▶ **Records provided**:

[Begin]

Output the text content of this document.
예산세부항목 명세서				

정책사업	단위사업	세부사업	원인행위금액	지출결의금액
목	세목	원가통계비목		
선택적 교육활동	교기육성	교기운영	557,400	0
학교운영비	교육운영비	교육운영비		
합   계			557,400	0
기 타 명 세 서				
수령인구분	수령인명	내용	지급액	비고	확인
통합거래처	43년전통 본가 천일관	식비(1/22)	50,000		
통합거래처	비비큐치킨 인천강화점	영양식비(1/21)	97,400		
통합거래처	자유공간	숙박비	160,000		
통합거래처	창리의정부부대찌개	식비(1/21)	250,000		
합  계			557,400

[End]

Print every line of the records exactly. Omit nothing.

Output the text content of this document.
예산세부항목 명세서				

정책사업	단위사업	세부사업	원인행위금액	지출결의금액
목	세목	원가통계비목		
선택적 교육활동	교기육성	교기운영	557,400	0
학교운영비	교육운영비	교육운영비		
합   계			557,400	0
기 타 명 세 서				
수령인구분	수령인명	내용	지급액	비고	확인
통합거래처	43년전통 본가 천일관	식비(1/22)	50,000		
통합거래처	비비큐치킨 인천강화점	영양식비(1/21)	97,400		
통합거래처	자유공간	숙박비	160,000		
통합거래처	창리의정부부대찌개	식비(1/21)	250,000		
합  계			557,400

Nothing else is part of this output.